## THE PROBLEM
Using the records below, locate all lines containing "Battery" and return them.

((

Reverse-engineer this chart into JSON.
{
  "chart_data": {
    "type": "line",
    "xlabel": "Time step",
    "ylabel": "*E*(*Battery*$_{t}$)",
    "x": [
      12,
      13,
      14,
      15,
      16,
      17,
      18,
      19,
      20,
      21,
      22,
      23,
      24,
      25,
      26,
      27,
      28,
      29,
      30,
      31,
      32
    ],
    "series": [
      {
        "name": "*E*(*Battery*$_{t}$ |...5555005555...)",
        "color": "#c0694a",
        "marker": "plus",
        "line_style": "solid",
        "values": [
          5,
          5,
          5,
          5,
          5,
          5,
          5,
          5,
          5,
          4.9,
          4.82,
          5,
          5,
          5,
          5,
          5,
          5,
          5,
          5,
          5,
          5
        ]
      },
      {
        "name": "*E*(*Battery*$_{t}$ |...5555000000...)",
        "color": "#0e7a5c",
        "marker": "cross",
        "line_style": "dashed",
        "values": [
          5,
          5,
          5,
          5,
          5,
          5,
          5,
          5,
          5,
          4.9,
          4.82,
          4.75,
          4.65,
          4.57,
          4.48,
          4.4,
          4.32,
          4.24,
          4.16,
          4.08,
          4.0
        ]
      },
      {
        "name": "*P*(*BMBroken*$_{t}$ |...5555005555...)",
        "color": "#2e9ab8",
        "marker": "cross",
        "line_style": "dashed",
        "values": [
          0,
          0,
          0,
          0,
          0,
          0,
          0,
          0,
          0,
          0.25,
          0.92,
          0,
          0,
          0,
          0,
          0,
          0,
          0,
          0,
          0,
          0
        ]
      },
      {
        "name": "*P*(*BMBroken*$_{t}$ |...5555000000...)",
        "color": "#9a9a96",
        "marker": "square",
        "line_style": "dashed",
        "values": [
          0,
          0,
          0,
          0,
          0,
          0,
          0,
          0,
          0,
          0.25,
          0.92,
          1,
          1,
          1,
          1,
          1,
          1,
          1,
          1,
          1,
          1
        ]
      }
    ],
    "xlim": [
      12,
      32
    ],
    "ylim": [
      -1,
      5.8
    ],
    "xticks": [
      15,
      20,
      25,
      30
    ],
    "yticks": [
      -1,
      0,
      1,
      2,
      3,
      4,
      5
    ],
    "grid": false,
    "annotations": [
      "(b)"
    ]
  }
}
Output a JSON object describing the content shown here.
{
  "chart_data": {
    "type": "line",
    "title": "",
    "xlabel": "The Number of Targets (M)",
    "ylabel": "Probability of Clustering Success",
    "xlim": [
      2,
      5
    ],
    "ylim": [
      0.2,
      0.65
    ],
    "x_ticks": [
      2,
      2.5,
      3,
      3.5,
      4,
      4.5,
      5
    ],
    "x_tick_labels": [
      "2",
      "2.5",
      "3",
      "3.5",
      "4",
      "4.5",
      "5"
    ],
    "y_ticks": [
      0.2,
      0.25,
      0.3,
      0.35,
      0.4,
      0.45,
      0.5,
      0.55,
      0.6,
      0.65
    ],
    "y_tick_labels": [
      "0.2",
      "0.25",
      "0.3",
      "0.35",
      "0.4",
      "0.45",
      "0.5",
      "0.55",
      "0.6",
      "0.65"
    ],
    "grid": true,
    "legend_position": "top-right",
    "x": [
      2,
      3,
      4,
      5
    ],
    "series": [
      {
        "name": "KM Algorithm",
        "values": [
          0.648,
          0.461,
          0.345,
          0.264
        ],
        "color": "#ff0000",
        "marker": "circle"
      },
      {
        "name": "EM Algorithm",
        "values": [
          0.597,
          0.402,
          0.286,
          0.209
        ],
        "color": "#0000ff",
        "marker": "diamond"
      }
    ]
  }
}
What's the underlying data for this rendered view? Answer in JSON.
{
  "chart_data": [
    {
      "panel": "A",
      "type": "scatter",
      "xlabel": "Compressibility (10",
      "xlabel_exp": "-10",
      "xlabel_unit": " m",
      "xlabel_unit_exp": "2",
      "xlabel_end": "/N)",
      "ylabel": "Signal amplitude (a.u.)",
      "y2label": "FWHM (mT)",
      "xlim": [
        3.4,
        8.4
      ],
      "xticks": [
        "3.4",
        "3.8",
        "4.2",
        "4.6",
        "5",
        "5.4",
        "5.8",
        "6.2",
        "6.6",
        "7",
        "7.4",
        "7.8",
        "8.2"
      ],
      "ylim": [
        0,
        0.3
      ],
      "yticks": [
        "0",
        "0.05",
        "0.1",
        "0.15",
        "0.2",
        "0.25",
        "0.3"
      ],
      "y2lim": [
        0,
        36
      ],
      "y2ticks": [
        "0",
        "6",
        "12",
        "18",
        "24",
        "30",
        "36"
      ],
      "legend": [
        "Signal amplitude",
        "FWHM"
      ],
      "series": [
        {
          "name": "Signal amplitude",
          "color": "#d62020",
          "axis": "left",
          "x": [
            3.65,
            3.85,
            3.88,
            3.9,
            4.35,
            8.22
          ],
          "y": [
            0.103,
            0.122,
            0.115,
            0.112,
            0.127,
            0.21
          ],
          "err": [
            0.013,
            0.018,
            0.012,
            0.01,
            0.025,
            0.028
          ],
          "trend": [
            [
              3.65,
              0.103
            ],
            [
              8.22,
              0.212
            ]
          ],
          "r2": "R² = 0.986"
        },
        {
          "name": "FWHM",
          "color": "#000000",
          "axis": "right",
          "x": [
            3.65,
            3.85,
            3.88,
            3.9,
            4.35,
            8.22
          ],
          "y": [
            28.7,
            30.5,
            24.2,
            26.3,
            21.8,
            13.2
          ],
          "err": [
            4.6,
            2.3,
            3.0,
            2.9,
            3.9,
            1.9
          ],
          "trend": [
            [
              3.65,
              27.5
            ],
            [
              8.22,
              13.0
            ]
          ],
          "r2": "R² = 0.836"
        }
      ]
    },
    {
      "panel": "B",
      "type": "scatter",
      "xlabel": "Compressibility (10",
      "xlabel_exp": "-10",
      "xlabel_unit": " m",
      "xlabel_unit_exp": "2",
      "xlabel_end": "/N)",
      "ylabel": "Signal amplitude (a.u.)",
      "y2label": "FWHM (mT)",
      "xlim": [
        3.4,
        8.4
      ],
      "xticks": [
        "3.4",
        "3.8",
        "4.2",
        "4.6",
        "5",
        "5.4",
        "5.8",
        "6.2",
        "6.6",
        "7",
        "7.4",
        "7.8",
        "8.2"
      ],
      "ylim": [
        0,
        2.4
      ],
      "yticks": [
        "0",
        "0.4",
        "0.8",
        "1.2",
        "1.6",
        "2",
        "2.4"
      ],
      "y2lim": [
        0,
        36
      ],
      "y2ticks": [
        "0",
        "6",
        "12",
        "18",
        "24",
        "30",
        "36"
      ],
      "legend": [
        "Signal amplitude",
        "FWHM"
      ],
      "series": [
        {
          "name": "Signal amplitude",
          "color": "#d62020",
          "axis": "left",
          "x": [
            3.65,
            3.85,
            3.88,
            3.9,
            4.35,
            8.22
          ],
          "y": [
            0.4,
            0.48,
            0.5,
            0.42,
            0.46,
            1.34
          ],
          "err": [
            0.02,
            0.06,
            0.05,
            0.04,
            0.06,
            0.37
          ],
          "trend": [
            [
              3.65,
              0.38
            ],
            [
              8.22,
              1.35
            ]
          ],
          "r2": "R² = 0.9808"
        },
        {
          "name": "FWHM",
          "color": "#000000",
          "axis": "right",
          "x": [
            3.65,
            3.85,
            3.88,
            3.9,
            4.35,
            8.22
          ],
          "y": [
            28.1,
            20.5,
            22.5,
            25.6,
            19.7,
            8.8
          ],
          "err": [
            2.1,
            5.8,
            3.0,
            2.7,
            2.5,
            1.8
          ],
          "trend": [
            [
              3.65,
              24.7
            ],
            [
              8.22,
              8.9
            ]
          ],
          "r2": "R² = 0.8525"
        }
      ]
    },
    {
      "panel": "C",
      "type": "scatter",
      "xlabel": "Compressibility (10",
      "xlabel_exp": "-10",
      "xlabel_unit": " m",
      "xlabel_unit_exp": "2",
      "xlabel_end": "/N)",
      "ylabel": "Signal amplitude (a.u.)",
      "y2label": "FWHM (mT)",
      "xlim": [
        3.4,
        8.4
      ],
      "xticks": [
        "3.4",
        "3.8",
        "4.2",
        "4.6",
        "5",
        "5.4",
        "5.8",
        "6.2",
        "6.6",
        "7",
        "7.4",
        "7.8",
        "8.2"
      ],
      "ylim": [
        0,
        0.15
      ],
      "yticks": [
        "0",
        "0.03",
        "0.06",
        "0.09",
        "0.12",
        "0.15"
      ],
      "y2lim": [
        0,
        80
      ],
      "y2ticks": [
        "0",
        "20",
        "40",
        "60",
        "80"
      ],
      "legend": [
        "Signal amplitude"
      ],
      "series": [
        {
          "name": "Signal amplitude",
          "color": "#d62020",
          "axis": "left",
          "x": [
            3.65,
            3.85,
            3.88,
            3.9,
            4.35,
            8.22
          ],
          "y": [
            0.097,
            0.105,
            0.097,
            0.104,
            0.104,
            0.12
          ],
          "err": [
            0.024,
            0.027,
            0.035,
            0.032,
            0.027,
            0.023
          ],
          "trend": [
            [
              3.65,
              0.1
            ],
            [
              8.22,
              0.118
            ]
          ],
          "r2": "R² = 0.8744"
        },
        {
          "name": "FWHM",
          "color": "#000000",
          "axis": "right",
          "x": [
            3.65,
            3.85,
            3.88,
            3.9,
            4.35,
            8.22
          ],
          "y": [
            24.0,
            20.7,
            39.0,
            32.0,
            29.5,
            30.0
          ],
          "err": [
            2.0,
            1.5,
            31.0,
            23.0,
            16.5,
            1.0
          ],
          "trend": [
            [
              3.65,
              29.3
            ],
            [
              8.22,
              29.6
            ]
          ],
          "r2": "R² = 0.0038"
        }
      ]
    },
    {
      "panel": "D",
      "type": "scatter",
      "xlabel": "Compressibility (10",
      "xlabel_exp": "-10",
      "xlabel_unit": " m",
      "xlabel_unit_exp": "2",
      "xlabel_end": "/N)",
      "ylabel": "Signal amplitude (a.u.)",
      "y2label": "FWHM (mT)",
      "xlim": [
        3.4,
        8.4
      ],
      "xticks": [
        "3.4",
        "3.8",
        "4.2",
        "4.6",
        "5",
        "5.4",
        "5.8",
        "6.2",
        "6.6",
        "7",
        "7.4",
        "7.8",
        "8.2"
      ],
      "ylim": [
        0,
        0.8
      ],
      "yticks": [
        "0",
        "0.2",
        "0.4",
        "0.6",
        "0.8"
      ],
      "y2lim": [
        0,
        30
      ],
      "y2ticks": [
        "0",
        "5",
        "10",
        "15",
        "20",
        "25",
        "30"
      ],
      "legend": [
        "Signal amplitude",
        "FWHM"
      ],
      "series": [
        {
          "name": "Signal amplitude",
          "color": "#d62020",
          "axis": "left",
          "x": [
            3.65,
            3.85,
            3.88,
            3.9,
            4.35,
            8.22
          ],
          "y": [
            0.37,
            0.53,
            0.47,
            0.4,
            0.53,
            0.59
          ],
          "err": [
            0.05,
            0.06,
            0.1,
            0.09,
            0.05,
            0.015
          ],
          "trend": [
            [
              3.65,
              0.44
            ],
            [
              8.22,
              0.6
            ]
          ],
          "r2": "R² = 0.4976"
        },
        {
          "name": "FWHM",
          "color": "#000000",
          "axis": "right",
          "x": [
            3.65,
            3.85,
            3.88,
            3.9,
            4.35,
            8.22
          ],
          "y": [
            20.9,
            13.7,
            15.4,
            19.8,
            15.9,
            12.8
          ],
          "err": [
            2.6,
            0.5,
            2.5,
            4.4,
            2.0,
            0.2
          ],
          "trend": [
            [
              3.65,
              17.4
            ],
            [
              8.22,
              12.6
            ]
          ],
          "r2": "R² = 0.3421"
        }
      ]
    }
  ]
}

))

## THE COMPLETED TASK
    "ylabel": "*E*(*Battery*$_{t}$)",
        "name": "*E*(*Battery*$_{t}$ |...5555005555...)",
        "name": "*E*(*Battery*$_{t}$ |...5555000000...)",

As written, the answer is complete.